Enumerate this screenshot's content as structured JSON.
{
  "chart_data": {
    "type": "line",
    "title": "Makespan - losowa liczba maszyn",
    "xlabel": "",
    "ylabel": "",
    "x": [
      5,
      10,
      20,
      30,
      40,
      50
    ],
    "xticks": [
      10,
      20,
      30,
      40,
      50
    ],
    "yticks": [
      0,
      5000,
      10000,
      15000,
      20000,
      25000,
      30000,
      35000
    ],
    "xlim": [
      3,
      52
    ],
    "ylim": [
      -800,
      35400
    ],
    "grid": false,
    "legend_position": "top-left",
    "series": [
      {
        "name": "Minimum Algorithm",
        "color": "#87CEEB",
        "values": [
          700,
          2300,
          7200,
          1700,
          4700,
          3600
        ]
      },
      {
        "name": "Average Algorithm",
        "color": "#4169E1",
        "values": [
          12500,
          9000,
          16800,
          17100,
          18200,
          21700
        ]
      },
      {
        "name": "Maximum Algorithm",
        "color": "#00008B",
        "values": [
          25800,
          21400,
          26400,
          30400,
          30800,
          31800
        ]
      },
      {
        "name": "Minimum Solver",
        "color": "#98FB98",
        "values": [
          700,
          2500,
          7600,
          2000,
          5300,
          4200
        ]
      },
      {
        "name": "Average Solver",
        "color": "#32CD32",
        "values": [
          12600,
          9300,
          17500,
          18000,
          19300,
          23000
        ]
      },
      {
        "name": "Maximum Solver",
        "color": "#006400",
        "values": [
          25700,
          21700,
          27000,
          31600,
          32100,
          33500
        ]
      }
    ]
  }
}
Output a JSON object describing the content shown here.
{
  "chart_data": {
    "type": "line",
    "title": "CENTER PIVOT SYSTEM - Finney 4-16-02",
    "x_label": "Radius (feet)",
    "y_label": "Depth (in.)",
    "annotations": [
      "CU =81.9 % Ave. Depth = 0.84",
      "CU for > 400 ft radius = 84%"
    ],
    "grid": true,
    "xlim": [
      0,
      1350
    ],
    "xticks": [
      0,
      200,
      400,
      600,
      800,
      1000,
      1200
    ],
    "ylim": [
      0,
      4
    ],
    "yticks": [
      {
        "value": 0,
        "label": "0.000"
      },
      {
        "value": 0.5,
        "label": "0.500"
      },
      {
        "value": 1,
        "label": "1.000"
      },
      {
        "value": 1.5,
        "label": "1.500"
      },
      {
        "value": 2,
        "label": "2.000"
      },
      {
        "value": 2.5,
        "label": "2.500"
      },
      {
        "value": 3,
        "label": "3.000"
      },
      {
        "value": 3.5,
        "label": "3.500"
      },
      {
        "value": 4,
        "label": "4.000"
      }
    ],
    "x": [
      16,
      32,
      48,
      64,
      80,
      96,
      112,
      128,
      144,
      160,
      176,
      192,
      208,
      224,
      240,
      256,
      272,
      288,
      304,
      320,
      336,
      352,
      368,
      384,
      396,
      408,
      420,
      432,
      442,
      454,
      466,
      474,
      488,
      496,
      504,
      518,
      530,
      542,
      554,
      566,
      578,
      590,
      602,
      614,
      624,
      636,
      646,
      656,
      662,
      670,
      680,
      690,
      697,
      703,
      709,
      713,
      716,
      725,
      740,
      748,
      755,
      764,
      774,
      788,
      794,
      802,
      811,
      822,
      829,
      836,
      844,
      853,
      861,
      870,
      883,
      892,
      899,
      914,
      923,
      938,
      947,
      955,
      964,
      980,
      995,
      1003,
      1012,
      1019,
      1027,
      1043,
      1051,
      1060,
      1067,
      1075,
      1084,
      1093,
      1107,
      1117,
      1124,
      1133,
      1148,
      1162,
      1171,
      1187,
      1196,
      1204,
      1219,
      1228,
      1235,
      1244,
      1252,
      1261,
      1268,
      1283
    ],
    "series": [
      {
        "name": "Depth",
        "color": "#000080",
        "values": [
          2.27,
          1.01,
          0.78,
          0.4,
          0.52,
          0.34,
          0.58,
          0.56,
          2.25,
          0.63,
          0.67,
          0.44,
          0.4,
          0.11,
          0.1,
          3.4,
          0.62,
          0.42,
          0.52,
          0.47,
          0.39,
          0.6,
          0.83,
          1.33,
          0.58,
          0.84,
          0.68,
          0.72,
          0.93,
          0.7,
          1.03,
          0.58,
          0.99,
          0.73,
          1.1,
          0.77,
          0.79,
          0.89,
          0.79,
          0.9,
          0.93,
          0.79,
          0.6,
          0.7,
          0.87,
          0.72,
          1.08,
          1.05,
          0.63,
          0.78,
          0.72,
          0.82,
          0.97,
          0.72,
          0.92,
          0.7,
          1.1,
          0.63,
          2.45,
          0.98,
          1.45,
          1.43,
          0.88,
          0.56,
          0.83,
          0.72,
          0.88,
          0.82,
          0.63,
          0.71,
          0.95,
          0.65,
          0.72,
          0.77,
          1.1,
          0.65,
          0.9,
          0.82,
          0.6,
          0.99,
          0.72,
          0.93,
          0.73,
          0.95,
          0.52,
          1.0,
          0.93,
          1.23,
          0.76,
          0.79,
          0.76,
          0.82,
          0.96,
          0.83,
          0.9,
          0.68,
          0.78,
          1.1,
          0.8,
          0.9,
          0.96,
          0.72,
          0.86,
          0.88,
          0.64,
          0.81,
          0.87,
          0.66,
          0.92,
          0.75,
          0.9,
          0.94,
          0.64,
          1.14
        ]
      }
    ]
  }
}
= = = = = = =
_GOAL_.
Repeat the lines above exactly.

_SOLUTION FOR THIS EXERCISE_.
Enumerate this screenshot's content as structured JSON.
{
  "chart_data": {
    "type": "line",
    "title": "Makespan - losowa liczba maszyn",
    "xlabel": "",
    "ylabel": "",
    "x": [
      5,
      10,
      20,
      30,
      40,
      50
    ],
    "xticks": [
      10,
      20,
      30,
      40,
      50
    ],
    "yticks": [
      0,
      5000,
      10000,
      15000,
      20000,
      25000,
      30000,
      35000
    ],
    "xlim": [
      3,
      52
    ],
    "ylim": [
      -800,
      35400
    ],
    "grid": false,
    "legend_position": "top-left",
    "series": [
      {
        "name": "Minimum Algorithm",
        "color": "#87CEEB",
        "values": [
          700,
          2300,
          7200,
          1700,
          4700,
          3600
        ]
      },
      {
        "name": "Average Algorithm",
        "color": "#4169E1",
        "values": [
          12500,
          9000,
          16800,
          17100,
          18200,
          21700
        ]
      },
      {
        "name": "Maximum Algorithm",
        "color": "#00008B",
        "values": [
          25800,
          21400,
          26400,
          30400,
          30800,
          31800
        ]
      },
      {
        "name": "Minimum Solver",
        "color": "#98FB98",
        "values": [
          700,
          2500,
          7600,
          2000,
          5300,
          4200
        ]
      },
      {
        "name": "Average Solver",
        "color": "#32CD32",
        "values": [
          12600,
          9300,
          17500,
          18000,
          19300,
          23000
        ]
      },
      {
        "name": "Maximum Solver",
        "color": "#006400",
        "values": [
          25700,
          21700,
          27000,
          31600,
          32100,
          33500
        ]
      }
    ]
  }
}
Output a JSON object describing the content shown here.
{
  "chart_data": {
    "type": "line",
    "title": "CENTER PIVOT SYSTEM - Finney 4-16-02",
    "x_label": "Radius (feet)",
    "y_label": "Depth (in.)",
    "annotations": [
      "CU =81.9 % Ave. Depth = 0.84",
      "CU for > 400 ft radius = 84%"
    ],
    "grid": true,
    "xlim": [
      0,
      1350
    ],
    "xticks": [
      0,
      200,
      400,
      600,
      800,
      1000,
      1200
    ],
    "ylim": [
      0,
      4
    ],
    "yticks": [
      {
        "value": 0,
        "label": "0.000"
      },
      {
        "value": 0.5,
        "label": "0.500"
      },
      {
        "value": 1,
        "label": "1.000"
      },
      {
        "value": 1.5,
        "label": "1.500"
      },
      {
        "value": 2,
        "label": "2.000"
      },
      {
        "value": 2.5,
        "label": "2.500"
      },
      {
        "value": 3,
        "label": "3.000"
      },
      {
        "value": 3.5,
        "label": "3.500"
      },
      {
        "value": 4,
        "label": "4.000"
      }
    ],
    "x": [
      16,
      32,
      48,
      64,
      80,
      96,
      112,
      128,
      144,
      160,
      176,
      192,
      208,
      224,
      240,
      256,
      272,
      288,
      304,
      320,
      336,
      352,
      368,
      384,
      396,
      408,
      420,
      432,
      442,
      454,
      466,
      474,
      488,
      496,
      504,
      518,
      530,
      542,
      554,
      566,
      578,
      590,
      602,
      614,
      624,
      636,
      646,
      656,
      662,
      670,
      680,
      690,
      697,
      703,
      709,
      713,
      716,
      725,
      740,
      748,
      755,
      764,
      774,
      788,
      794,
      802,
      811,
      822,
      829,
      836,
      844,
      853,
      861,
      870,
      883,
      892,
      899,
      914,
      923,
      938,
      947,
      955,
      964,
      980,
      995,
      1003,
      1012,
      1019,
      1027,
      1043,
      1051,
      1060,
      1067,
      1075,
      1084,
      1093,
      1107,
      1117,
      1124,
      1133,
      1148,
      1162,
      1171,
      1187,
      1196,
      1204,
      1219,
      1228,
      1235,
      1244,
      1252,
      1261,
      1268,
      1283
    ],
    "series": [
      {
        "name": "Depth",
        "color": "#000080",
        "values": [
          2.27,
          1.01,
          0.78,
          0.4,
          0.52,
          0.34,
          0.58,
          0.56,
          2.25,
          0.63,
          0.67,
          0.44,
          0.4,
          0.11,
          0.1,
          3.4,
          0.62,
          0.42,
          0.52,
          0.47,
          0.39,
          0.6,
          0.83,
          1.33,
          0.58,
          0.84,
          0.68,
          0.72,
          0.93,
          0.7,
          1.03,
          0.58,
          0.99,
          0.73,
          1.1,
          0.77,
          0.79,
          0.89,
          0.79,
          0.9,
          0.93,
          0.79,
          0.6,
          0.7,
          0.87,
          0.72,
          1.08,
          1.05,
          0.63,
          0.78,
          0.72,
          0.82,
          0.97,
          0.72,
          0.92,
          0.7,
          1.1,
          0.63,
          2.45,
          0.98,
          1.45,
          1.43,
          0.88,
          0.56,
          0.83,
          0.72,
          0.88,
          0.82,
          0.63,
          0.71,
          0.95,
          0.65,
          0.72,
          0.77,
          1.1,
          0.65,
          0.9,
          0.82,
          0.6,
          0.99,
          0.72,
          0.93,
          0.73,
          0.95,
          0.52,
          1.0,
          0.93,
          1.23,
          0.76,
          0.79,
          0.76,
          0.82,
          0.96,
          0.83,
          0.9,
          0.68,
          0.78,
          1.1,
          0.8,
          0.9,
          0.96,
          0.72,
          0.86,
          0.88,
          0.64,
          0.81,
          0.87,
          0.66,
          0.92,
          0.75,
          0.9,
          0.94,
          0.64,
          1.14
        ]
      }
    ]
  }
}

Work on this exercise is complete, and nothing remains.